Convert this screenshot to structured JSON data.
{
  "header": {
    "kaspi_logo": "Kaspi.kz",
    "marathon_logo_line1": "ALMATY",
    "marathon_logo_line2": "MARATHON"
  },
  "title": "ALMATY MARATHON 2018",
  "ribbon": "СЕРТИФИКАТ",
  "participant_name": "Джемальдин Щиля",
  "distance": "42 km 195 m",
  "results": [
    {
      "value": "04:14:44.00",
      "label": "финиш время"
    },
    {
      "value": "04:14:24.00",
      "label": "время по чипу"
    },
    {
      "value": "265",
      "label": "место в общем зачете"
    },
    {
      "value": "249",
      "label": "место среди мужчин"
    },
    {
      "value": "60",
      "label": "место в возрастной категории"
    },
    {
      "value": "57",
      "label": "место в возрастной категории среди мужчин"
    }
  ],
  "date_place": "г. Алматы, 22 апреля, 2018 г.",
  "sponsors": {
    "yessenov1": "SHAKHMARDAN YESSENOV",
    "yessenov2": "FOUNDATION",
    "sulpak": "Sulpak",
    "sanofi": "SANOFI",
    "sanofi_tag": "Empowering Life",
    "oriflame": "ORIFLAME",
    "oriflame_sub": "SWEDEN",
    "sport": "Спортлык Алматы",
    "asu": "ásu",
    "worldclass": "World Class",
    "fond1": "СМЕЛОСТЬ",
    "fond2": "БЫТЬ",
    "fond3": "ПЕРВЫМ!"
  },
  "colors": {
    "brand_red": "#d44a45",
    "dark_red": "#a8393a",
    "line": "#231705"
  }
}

====

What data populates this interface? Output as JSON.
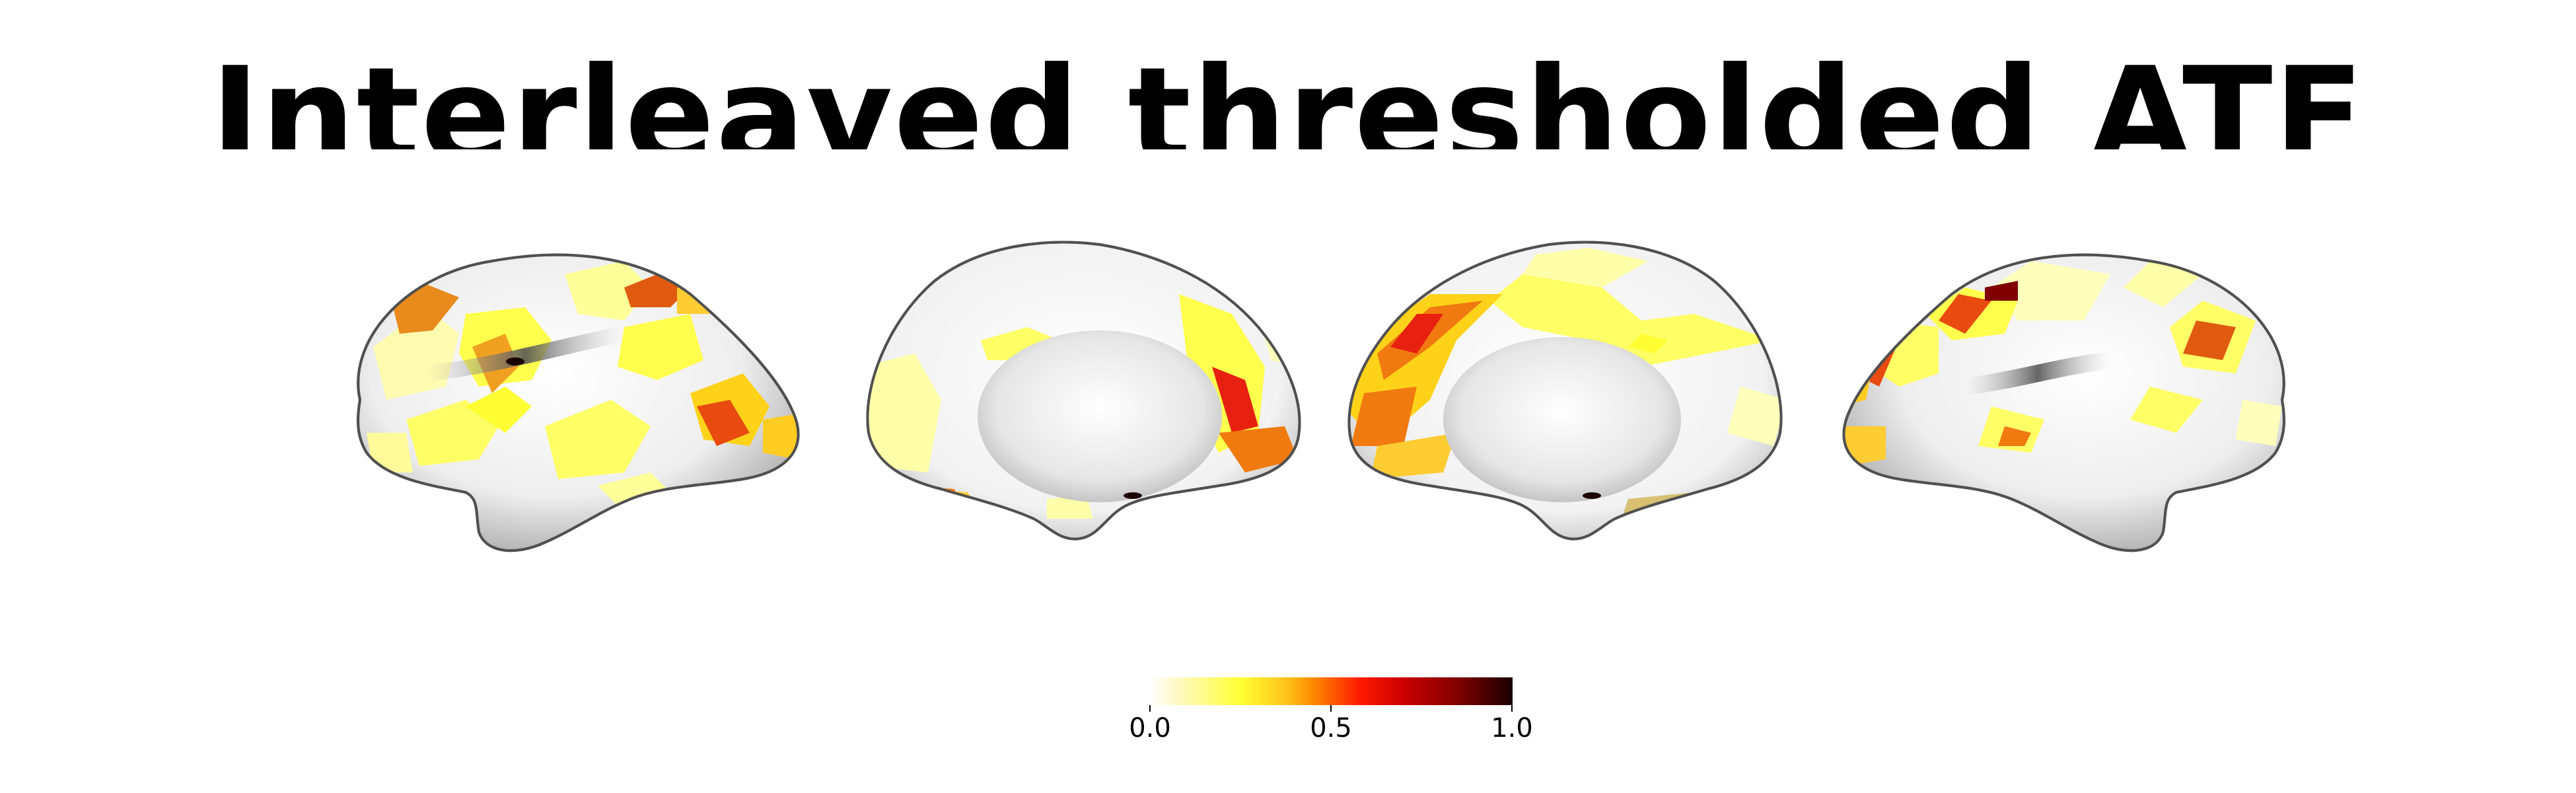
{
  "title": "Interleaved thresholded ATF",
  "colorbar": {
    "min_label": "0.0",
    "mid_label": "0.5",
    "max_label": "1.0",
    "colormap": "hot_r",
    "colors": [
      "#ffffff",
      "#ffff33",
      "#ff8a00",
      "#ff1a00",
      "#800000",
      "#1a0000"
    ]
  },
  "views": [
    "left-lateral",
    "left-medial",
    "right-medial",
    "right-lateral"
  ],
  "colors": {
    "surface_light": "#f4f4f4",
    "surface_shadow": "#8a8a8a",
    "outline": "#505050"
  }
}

====

Aim of the task » Extract every line of the records above that contains the word "Алматы".

Response »
  "date_place": "г. Алматы, 22 апреля, 2018 г.",
    "sport": "Спортлык Алматы",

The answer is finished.